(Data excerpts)
***
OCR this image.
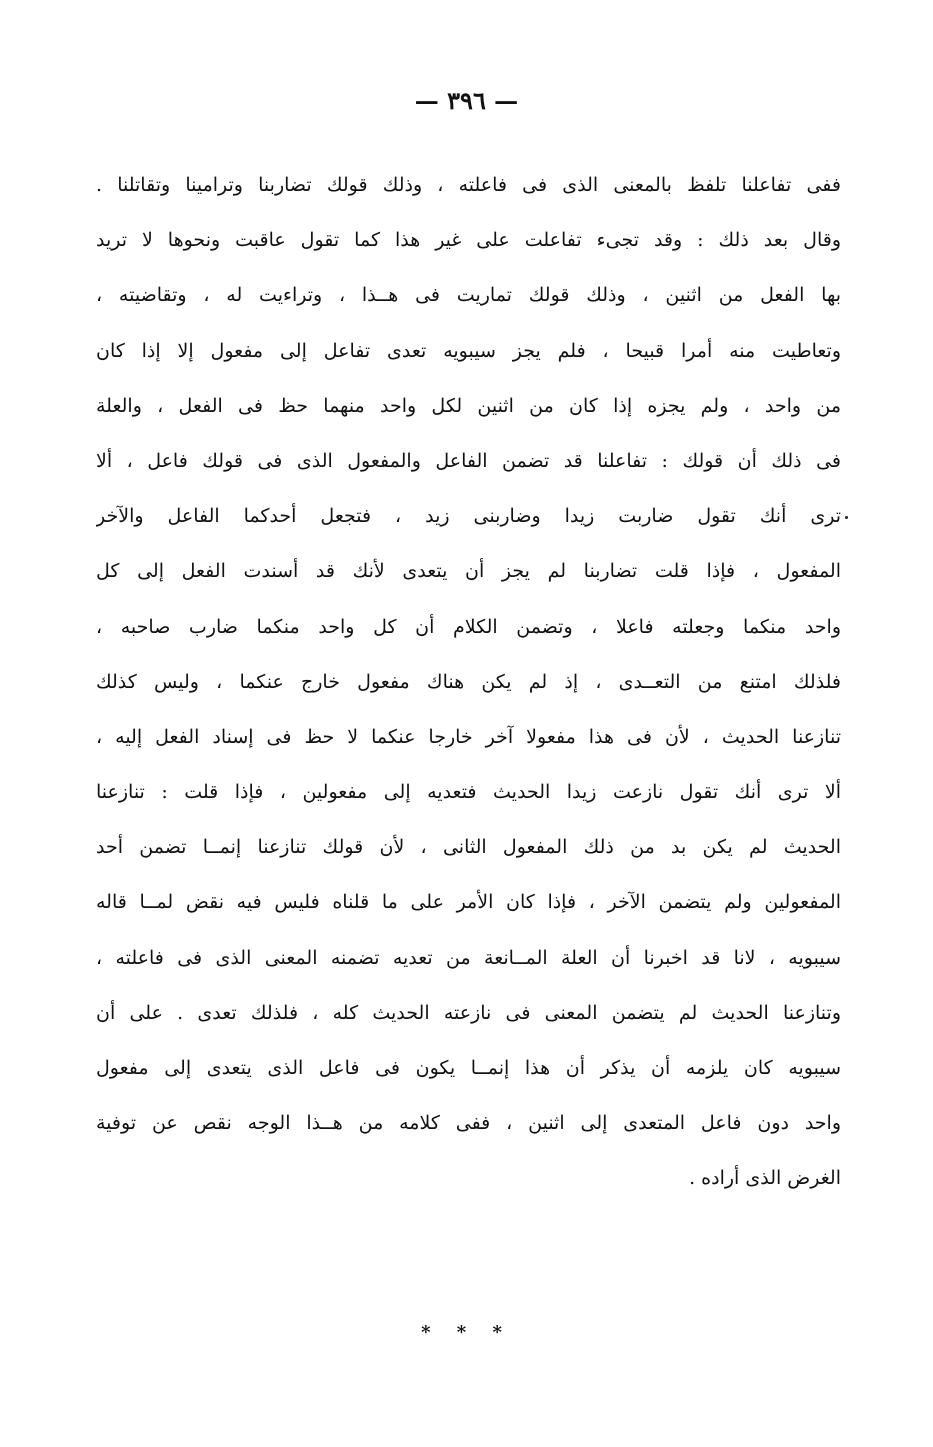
— ٣٩٦ —
ففى تفاعلنا تلفظ بالمعنى الذى فى فاعلته ، وذلك قولك تضاربنا وترامينا وتقاتلنا .
وقال بعد ذلك : وقد تجىء تفاعلت على غير هذا كما تقول عاقبت ونحوها لا تريد
بها الفعل من اثنين ، وذلك قولك تماريت فى هــذا ، وتراءيت له ، وتقاضيته ،
وتعاطيت منه أمرا قبيحا ، فلم يجز سيبويه تعدى تفاعل إلى مفعول إلا إذا كان
من واحد ، ولم يجزه إذا كان من اثنين لكل واحد منهما حظ فى الفعل ، والعلة
فى ذلك أن قولك : تفاعلنا قد تضمن الفاعل والمفعول الذى فى قولك فاعل ، ألا
ترى أنك تقول ضاربت زيدا وضاربنى زيد ، فتجعل أحدكما الفاعل والآخر
المفعول ، فإذا قلت تضاربنا لم يجز أن يتعدى لأنك قد أسندت الفعل إلى كل
واحد منكما وجعلته فاعلا ، وتضمن الكلام أن كل واحد منكما ضارب صاحبه ،
فلذلك امتنع من التعــدى ، إذ لم يكن هناك مفعول خارج عنكما ، وليس كذلك
تنازعنا الحديث ، لأن فى هذا مفعولا آخر خارجا عنكما لا حظ فى إسناد الفعل إليه ،
ألا ترى أنك تقول نازعت زيدا الحديث فتعديه إلى مفعولين ، فإذا قلت : تنازعنا
الحديث لم يكن بد من ذلك المفعول الثانى ، لأن قولك تنازعنا إنمــا تضمن أحد
المفعولين ولم يتضمن الآخر ، فإذا كان الأمر على ما قلناه فليس فيه نقض لمــا قاله
سيبويه ، لانا قد اخبرنا أن العلة المــانعة من تعديه تضمنه المعنى الذى فى فاعلته ،
وتنازعنا الحديث لم يتضمن المعنى فى نازعته الحديث كله ، فلذلك تعدى . على أن
سيبويه كان يلزمه أن يذكر أن هذا إنمــا يكون فى فاعل الذى يتعدى إلى مفعول
واحد دون فاعل المتعدى إلى اثنين ، ففى كلامه من هــذا الوجه نقص عن توفية
الغرض الذى أراده .
* * *
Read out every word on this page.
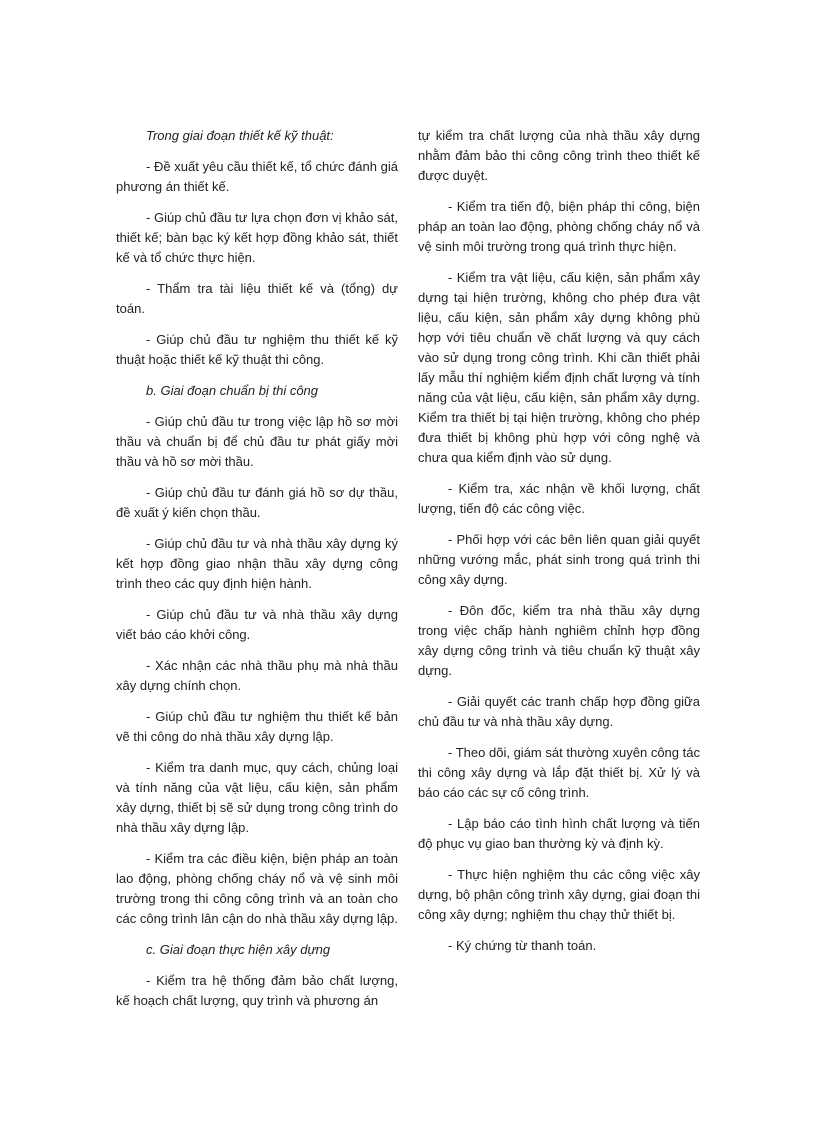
Trong giai đoạn thiết kế kỹ thuật:

- Đề xuất yêu cầu thiết kế, tổ chức đánh giá phương án thiết kế.

- Giúp chủ đầu tư lựa chọn đơn vị khảo sát, thiết kế; bàn bạc ký kết hợp đồng khảo sát, thiết kế và tổ chức thực hiện.

- Thẩm tra tài liệu thiết kế và (tổng) dự toán.

- Giúp chủ đầu tư nghiệm thu thiết kế kỹ thuật hoặc thiết kế kỹ thuật thi công.

b. Giai đoạn chuẩn bị thi công

- Giúp chủ đầu tư trong việc lập hồ sơ mời thầu và chuẩn bị để chủ đầu tư phát giấy mời thầu và hồ sơ mời thầu.

- Giúp chủ đầu tư đánh giá hồ sơ dự thầu, đề xuất ý kiến chọn thầu.

- Giúp chủ đầu tư và nhà thầu xây dựng ký kết hợp đồng giao nhận thầu xây dựng công trình theo các quy định hiện hành.

- Giúp chủ đầu tư và nhà thầu xây dựng viết báo cáo khởi công.

- Xác nhận các nhà thầu phụ mà nhà thầu xây dựng chính chọn.

- Giúp chủ đầu tư nghiệm thu thiết kế bản vẽ thi công do nhà thầu xây dựng lập.

- Kiểm tra danh mục, quy cách, chủng loại và tính năng của vật liệu, cấu kiện, sản phẩm xây dựng, thiết bị sẽ sử dụng trong công trình do nhà thầu xây dựng lập.

- Kiểm tra các điều kiện, biện pháp an toàn lao động, phòng chống cháy nổ và vệ sinh môi trường trong thi công công trình và an toàn cho các công trình lân cận do nhà thầu xây dựng lập.

c. Giai đoạn thực hiện xây dựng

- Kiểm tra hệ thống đảm bảo chất lượng, kế hoạch chất lượng, quy trình và phương án

tự kiểm tra chất lượng của nhà thầu xây dựng nhằm đảm bảo thi công công trình theo thiết kế được duyệt.

- Kiểm tra tiến độ, biện pháp thi công, biện pháp an toàn lao động, phòng chống cháy nổ và vệ sinh môi trường trong quá trình thực hiện.

- Kiểm tra vật liệu, cấu kiện, sản phẩm xây dựng tại hiện trường, không cho phép đưa vật liệu, cấu kiện, sản phẩm xây dựng không phù hợp với tiêu chuẩn về chất lượng và quy cách vào sử dụng trong công trình. Khi cần thiết phải lấy mẫu thí nghiệm kiểm định chất lượng và tính năng của vật liệu, cấu kiện, sản phẩm xây dựng. Kiểm tra thiết bị tại hiện trường, không cho phép đưa thiết bị không phù hợp với công nghệ và chưa qua kiểm định vào sử dụng.

- Kiểm tra, xác nhận về khối lượng, chất lượng, tiến độ các công việc.

- Phối hợp với các bên liên quan giải quyết những vướng mắc, phát sinh trong quá trình thi công xây dựng.

- Đôn đốc, kiểm tra nhà thầu xây dựng trong việc chấp hành nghiêm chỉnh hợp đồng xây dựng công trình và tiêu chuẩn kỹ thuật xây dựng.

- Giải quyết các tranh chấp hợp đồng giữa chủ đầu tư và nhà thầu xây dựng.

- Theo dõi, giám sát thường xuyên công tác thi công xây dựng và lắp đặt thiết bị. Xử lý và báo cáo các sự cố công trình.

- Lập báo cáo tình hình chất lượng và tiến độ phục vụ giao ban thường kỳ và định kỳ.

- Thực hiện nghiệm thu các công việc xây dựng, bộ phận công trình xây dựng, giai đoạn thi công xây dựng; nghiệm thu chạy thử thiết bị.

- Ký chứng từ thanh toán.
***
*EXERCISE*
Using the data above, say how many lines include "chấp". No other reply is needed.

*SOLUTION TO THE EXERCISE*
2